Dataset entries
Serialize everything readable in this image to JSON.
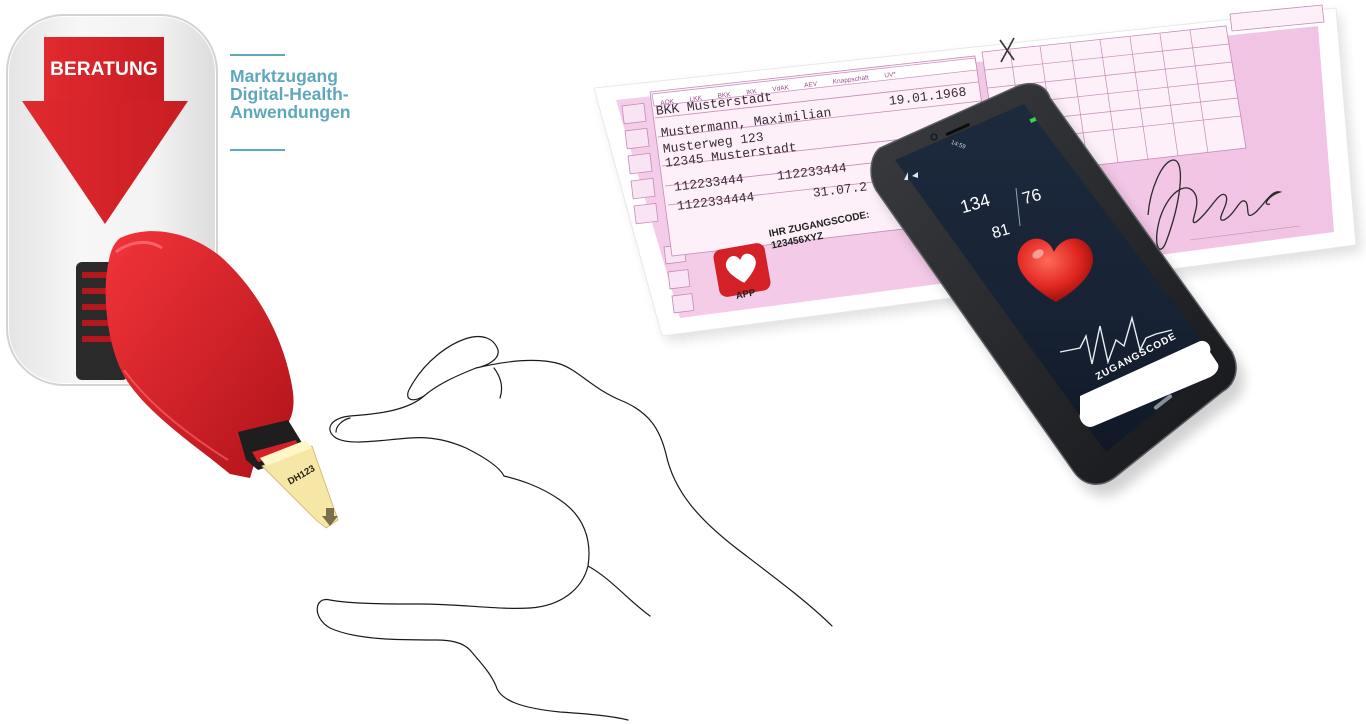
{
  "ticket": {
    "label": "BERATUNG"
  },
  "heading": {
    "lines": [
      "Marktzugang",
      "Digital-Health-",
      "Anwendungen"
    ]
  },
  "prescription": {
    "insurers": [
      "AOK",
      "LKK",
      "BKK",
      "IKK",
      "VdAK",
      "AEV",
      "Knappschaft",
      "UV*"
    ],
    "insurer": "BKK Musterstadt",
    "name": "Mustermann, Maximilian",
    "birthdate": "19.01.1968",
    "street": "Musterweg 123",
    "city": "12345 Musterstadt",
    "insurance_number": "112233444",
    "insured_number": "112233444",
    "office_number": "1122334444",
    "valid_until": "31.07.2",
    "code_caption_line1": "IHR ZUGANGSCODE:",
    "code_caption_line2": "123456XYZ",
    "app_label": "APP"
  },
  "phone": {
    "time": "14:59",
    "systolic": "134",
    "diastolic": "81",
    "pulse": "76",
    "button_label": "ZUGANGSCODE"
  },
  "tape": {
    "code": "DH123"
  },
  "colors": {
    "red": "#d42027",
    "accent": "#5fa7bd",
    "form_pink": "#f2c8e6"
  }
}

GIVEN REQUEST>
Copy every line of the records above that contains "Musterstadt".

SOLUTION TO THIS EXERCISE>
    "insurer": "BKK Musterstadt",
    "city": "12345 Musterstadt",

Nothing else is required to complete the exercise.